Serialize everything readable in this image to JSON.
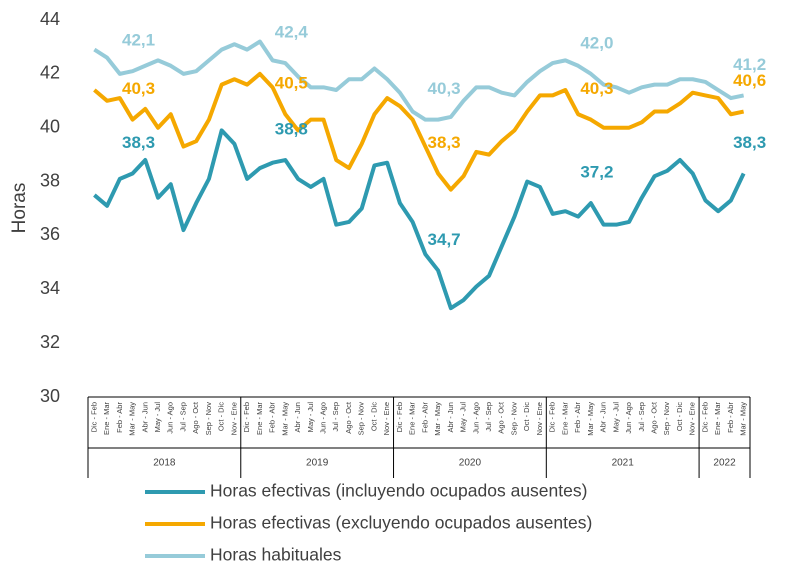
{
  "chart_data": {
    "type": "line",
    "ylabel": "Horas",
    "ylim": [
      30,
      44
    ],
    "yticks": [
      30,
      32,
      34,
      36,
      38,
      40,
      42,
      44
    ],
    "grid": false,
    "legend": "bottom",
    "categories": [
      "Dic - Feb",
      "Ene - Mar",
      "Feb - Abr",
      "Mar - May",
      "Abr - Jun",
      "May - Jul",
      "Jun - Ago",
      "Jul - Sep",
      "Ago - Oct",
      "Sep - Nov",
      "Oct - Dic",
      "Nov - Ene",
      "Dic - Feb",
      "Ene - Mar",
      "Feb - Abr",
      "Mar - May",
      "Abr - Jun",
      "May - Jul",
      "Jun - Ago",
      "Jul - Sep",
      "Ago - Oct",
      "Sep - Nov",
      "Oct - Dic",
      "Nov - Ene",
      "Dic - Feb",
      "Ene - Mar",
      "Feb - Abr",
      "Mar - May",
      "Abr - Jun",
      "May - Jul",
      "Jun - Ago",
      "Jul - Sep",
      "Ago - Oct",
      "Sep - Nov",
      "Oct - Dic",
      "Nov - Ene",
      "Dic - Feb",
      "Ene - Mar",
      "Feb - Abr",
      "Mar - May",
      "Abr - Jun",
      "May - Jul",
      "Jun - Ago",
      "Jul - Sep",
      "Ago - Oct",
      "Sep - Nov",
      "Oct - Dic",
      "Nov - Ene",
      "Dic - Feb",
      "Ene - Mar",
      "Feb - Abr",
      "Mar - May"
    ],
    "x_groups": [
      {
        "label": "2018",
        "span": 12
      },
      {
        "label": "2019",
        "span": 12
      },
      {
        "label": "2020",
        "span": 12
      },
      {
        "label": "2021",
        "span": 12
      },
      {
        "label": "2022",
        "span": 4
      }
    ],
    "series": [
      {
        "name": "Horas efectivas (incluyendo ocupados ausentes)",
        "color": "#2e9ab0",
        "values": [
          37.5,
          37.1,
          38.1,
          38.3,
          38.8,
          37.4,
          37.9,
          36.2,
          37.2,
          38.1,
          39.9,
          39.4,
          38.1,
          38.5,
          38.7,
          38.8,
          38.1,
          37.8,
          38.1,
          36.4,
          36.5,
          37.0,
          38.6,
          38.7,
          37.2,
          36.5,
          35.3,
          34.7,
          33.3,
          33.6,
          34.1,
          34.5,
          35.6,
          36.7,
          38.0,
          37.8,
          36.8,
          36.9,
          36.7,
          37.2,
          36.4,
          36.4,
          36.5,
          37.4,
          38.2,
          38.4,
          38.8,
          38.3,
          37.3,
          36.9,
          37.3,
          38.3
        ],
        "value_labels": [
          null,
          null,
          null,
          "38,3",
          null,
          null,
          null,
          null,
          null,
          null,
          null,
          null,
          null,
          null,
          null,
          "38,8",
          null,
          null,
          null,
          null,
          null,
          null,
          null,
          null,
          null,
          null,
          null,
          "34,7",
          null,
          null,
          null,
          null,
          null,
          null,
          null,
          null,
          null,
          null,
          null,
          "37,2",
          null,
          null,
          null,
          null,
          null,
          null,
          null,
          null,
          null,
          null,
          null,
          "38,3"
        ]
      },
      {
        "name": "Horas efectivas (excluyendo ocupados ausentes)",
        "color": "#f5a800",
        "values": [
          41.4,
          41.0,
          41.1,
          40.3,
          40.7,
          40.0,
          40.5,
          39.3,
          39.5,
          40.3,
          41.6,
          41.8,
          41.6,
          42.0,
          41.5,
          40.5,
          39.9,
          40.3,
          40.3,
          38.8,
          38.5,
          39.4,
          40.5,
          41.1,
          40.8,
          40.3,
          39.3,
          38.3,
          37.7,
          38.2,
          39.1,
          39.0,
          39.5,
          39.9,
          40.6,
          41.2,
          41.2,
          41.4,
          40.5,
          40.3,
          40.0,
          40.0,
          40.0,
          40.2,
          40.6,
          40.6,
          40.9,
          41.3,
          41.2,
          41.1,
          40.5,
          40.6
        ],
        "value_labels": [
          null,
          null,
          null,
          "40,3",
          null,
          null,
          null,
          null,
          null,
          null,
          null,
          null,
          null,
          null,
          null,
          "40,5",
          null,
          null,
          null,
          null,
          null,
          null,
          null,
          null,
          null,
          null,
          null,
          "38,3",
          null,
          null,
          null,
          null,
          null,
          null,
          null,
          null,
          null,
          null,
          null,
          "40,3",
          null,
          null,
          null,
          null,
          null,
          null,
          null,
          null,
          null,
          null,
          null,
          "40,6"
        ]
      },
      {
        "name": "Horas habituales",
        "color": "#96cbd9",
        "values": [
          42.9,
          42.6,
          42.0,
          42.1,
          42.3,
          42.5,
          42.3,
          42.0,
          42.1,
          42.5,
          42.9,
          43.1,
          42.9,
          43.2,
          42.5,
          42.4,
          41.9,
          41.5,
          41.5,
          41.4,
          41.8,
          41.8,
          42.2,
          41.8,
          41.3,
          40.6,
          40.3,
          40.3,
          40.4,
          41.0,
          41.5,
          41.5,
          41.3,
          41.2,
          41.7,
          42.1,
          42.4,
          42.5,
          42.3,
          42.0,
          41.6,
          41.5,
          41.3,
          41.5,
          41.6,
          41.6,
          41.8,
          41.8,
          41.7,
          41.4,
          41.1,
          41.2
        ],
        "value_labels": [
          null,
          null,
          null,
          "42,1",
          null,
          null,
          null,
          null,
          null,
          null,
          null,
          null,
          null,
          null,
          null,
          "42,4",
          null,
          null,
          null,
          null,
          null,
          null,
          null,
          null,
          null,
          null,
          null,
          "40,3",
          null,
          null,
          null,
          null,
          null,
          null,
          null,
          null,
          null,
          null,
          null,
          "42,0",
          null,
          null,
          null,
          null,
          null,
          null,
          null,
          null,
          null,
          null,
          null,
          "41,2"
        ]
      }
    ]
  }
}
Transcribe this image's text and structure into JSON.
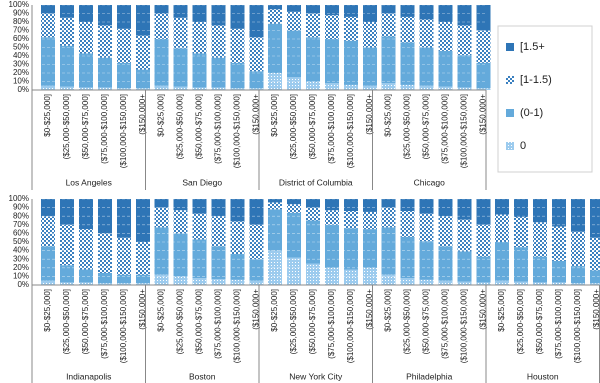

What is asked: Collect each line above holding the string "name".

Expected answer:
        "name": "Horas efectivas (incluyendo ocupados ausentes)",
        "name": "Horas efectivas (excluyendo ocupados ausentes)",
        "name": "Horas habituales",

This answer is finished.